● **Set tasks**
a) Answer these questions from the government cybersecurity text, one line each:
(i) Which accounts does it describe as popular targets for bad actors?
(ii) How many key areas of IAM does it say CDM is missing?
(iii) Under a least-privileged model, what can individuals view?
b) According to the government cybersecurity text, why does leaving regular users with more access than they need create a security risk? Answer in one to three sentences.
c) Quote the government cybersecurity text word for word, beginning at the words "Active directory (AD)" and stopping after "OPM or greater.".

● **Document passage**
^^^^

CDM, described as a dynamic approach to fortifying the cybersecurity of government networks and systems, is meant to provide accessible solutions for agencies. Though DHS’s work is a move in the right direction, CDM alone leaves room for risk. What areas must be addressed to keep government’s mission critical data safe?
Active directory (AD) is a largely overlooked piece of the cybersecurity puzzle. Every federal civilian and defense agency relies on access granted or denied by AD, and unfortunately, AD accounts are popular targets for bad actors. While CDM addresses areas of authentication, such as PIV login, it only touches the surface of a consideration that could be the difference between safeguarded government data and a hack the magnitude of OPM or greater.
This is where identity and access management (IAM) can go beyond the basics to fill existing gaps and meet security challenges government agencies are facing. There are three key areas of IAM CDM is missing that can help create a safe environment in government and transition security into a mission enabler:
Eliminate excessive access
Employees regularly move from one role to the next within a government agency. Though this is common practice agencies miss an important step in this process, leaving employees with access to systems and information needed in their prior roles, plus their newly granted rights. This creates vulnerability, especially in AD environments.
When regular users have more access than necessary, bad actors don’t need to target a top-level administrator to view sensitive information. There is often less weight behind security and monitoring of these accounts, potentially providing an easy in to obtain data unnoticed. The resolution to this challenge doesn’t need to be complicated. Agencies need a streamlined approach to remove unnecessary privileges from users whose needs have changed.
In AD a least-privileged model can be implemented, meaning individuals can view the resources they need to do their job and nothing more. At the same time, security needs to be much more than the practice of denial and restriction. Temporary rights can be granted when users need sensitive data. To maintain security, it’s possible to control access time and what actions can be taken, in turn limiting bad actors as well as qualified users.

^^^^

● **Supplied records**
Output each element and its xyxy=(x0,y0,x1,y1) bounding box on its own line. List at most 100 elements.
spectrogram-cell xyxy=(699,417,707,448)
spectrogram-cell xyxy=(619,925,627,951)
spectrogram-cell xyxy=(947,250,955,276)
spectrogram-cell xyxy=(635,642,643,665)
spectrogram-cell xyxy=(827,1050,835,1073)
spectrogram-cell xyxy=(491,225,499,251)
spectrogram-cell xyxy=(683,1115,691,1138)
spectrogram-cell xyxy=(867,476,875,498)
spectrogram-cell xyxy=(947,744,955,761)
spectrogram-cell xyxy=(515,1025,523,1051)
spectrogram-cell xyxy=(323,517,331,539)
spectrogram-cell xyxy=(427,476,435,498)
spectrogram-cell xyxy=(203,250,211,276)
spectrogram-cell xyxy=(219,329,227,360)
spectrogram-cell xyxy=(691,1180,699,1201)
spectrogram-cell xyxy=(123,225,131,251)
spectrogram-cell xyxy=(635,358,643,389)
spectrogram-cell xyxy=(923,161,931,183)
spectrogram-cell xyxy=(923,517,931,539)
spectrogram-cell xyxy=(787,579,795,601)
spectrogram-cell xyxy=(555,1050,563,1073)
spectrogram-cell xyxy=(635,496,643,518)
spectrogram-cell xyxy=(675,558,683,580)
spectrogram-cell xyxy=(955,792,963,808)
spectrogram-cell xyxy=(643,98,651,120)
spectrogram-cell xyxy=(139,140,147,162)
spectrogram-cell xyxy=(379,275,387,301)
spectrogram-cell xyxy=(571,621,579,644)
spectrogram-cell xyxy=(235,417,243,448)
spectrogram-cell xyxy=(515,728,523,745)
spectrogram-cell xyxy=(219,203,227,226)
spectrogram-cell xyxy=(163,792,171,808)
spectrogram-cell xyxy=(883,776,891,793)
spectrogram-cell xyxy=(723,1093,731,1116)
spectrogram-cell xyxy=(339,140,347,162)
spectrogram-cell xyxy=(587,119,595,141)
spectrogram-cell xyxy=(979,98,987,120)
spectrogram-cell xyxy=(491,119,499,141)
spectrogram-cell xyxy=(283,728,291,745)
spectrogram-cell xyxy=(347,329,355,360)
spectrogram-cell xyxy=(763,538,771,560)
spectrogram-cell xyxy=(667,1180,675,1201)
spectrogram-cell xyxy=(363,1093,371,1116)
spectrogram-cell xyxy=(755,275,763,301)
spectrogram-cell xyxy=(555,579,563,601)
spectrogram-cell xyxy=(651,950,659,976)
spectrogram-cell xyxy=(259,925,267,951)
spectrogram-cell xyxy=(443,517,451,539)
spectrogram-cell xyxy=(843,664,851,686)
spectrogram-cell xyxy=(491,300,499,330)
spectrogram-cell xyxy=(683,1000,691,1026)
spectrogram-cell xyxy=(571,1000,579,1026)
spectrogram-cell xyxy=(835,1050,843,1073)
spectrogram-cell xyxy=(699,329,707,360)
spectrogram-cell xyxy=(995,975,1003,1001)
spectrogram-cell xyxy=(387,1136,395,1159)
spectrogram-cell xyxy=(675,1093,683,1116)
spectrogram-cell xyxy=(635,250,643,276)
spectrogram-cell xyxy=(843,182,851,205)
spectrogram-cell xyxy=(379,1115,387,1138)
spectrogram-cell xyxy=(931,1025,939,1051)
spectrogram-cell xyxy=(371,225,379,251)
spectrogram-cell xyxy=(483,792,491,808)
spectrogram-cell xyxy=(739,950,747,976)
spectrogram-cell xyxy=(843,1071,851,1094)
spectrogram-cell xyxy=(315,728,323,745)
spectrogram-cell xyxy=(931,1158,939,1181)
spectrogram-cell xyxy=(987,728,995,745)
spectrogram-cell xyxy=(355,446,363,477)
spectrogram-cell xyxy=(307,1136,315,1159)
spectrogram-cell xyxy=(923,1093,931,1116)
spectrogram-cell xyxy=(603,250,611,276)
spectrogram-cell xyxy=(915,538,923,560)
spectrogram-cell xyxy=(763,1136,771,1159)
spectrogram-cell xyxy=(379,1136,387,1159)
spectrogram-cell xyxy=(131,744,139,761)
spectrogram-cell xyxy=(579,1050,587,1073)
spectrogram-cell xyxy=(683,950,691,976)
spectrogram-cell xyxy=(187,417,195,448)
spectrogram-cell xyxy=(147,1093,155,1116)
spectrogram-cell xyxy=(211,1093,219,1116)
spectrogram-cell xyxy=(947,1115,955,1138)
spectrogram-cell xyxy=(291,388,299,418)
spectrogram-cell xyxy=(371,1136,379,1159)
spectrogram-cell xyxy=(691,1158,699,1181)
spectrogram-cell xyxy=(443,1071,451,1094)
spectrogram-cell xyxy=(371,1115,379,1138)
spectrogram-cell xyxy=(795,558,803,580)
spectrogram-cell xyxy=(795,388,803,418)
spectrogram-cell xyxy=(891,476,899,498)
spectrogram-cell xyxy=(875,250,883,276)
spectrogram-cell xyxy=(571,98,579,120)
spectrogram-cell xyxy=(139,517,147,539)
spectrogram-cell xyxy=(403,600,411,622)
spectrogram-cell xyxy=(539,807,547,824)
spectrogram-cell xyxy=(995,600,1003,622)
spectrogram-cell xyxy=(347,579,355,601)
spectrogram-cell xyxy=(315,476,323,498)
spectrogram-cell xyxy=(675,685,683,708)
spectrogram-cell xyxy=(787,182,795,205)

^^^^

● **Results of the exercise**
a)
(i) Active directory (AD) accounts.
(ii) Three.
(iii) The resources they need to do their job and nothing more.

b) If regular users hold excess access, bad actors don't need to target a top-level administrator to view sensitive information. These accounts often get less security and monitoring, which can give attackers an easy way in to obtain data unnoticed.

c)
Active directory (AD) is a largely overlooked piece of the cybersecurity puzzle. Every federal civilian and defense agency relies on access granted or denied by AD, and unfortunately, AD accounts are popular targets for bad actors. While CDM addresses areas of authentication, such as PIV login, it only touches the surface of a consideration that could be the difference between safeguarded government data and a hack the magnitude of OPM or greater.